◆ **Problem statement**: Examine each line of the data. Copy those that contain the string "Targeted".

◆ **Records provided**:
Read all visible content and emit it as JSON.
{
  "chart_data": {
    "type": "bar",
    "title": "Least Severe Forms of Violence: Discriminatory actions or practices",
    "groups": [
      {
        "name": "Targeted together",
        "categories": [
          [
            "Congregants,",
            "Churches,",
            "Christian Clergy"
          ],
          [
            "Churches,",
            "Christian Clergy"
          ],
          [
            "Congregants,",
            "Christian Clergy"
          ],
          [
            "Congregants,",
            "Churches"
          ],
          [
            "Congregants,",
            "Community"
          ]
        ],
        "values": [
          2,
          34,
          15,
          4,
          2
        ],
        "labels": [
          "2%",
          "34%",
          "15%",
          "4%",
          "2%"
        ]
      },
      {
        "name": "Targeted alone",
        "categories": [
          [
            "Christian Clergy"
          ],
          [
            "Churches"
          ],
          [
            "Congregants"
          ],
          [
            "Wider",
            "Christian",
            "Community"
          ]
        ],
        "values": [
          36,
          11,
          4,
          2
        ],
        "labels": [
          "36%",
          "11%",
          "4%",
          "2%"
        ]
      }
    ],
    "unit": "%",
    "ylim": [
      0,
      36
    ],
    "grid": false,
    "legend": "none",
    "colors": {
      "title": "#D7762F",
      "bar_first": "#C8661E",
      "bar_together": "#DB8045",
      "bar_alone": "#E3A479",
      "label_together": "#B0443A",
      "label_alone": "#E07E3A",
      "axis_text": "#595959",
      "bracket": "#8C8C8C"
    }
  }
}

==

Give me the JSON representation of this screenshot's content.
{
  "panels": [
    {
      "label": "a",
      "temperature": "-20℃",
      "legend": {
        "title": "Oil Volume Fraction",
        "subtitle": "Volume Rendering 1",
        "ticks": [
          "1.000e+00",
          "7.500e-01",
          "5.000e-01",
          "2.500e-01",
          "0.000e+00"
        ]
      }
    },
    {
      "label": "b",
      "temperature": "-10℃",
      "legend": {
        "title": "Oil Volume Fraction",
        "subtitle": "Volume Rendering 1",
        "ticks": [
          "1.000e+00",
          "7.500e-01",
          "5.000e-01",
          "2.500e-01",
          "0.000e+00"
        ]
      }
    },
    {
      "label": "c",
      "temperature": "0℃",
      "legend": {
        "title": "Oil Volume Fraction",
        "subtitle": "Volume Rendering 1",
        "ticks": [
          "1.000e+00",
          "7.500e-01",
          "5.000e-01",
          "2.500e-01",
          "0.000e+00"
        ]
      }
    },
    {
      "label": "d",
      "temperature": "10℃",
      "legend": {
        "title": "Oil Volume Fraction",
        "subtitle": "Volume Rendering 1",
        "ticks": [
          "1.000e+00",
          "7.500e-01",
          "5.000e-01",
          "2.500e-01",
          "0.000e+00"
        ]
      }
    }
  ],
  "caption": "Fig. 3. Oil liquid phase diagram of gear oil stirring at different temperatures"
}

◆ **Full solution**:
        "name": "Targeted together",
        "name": "Targeted alone",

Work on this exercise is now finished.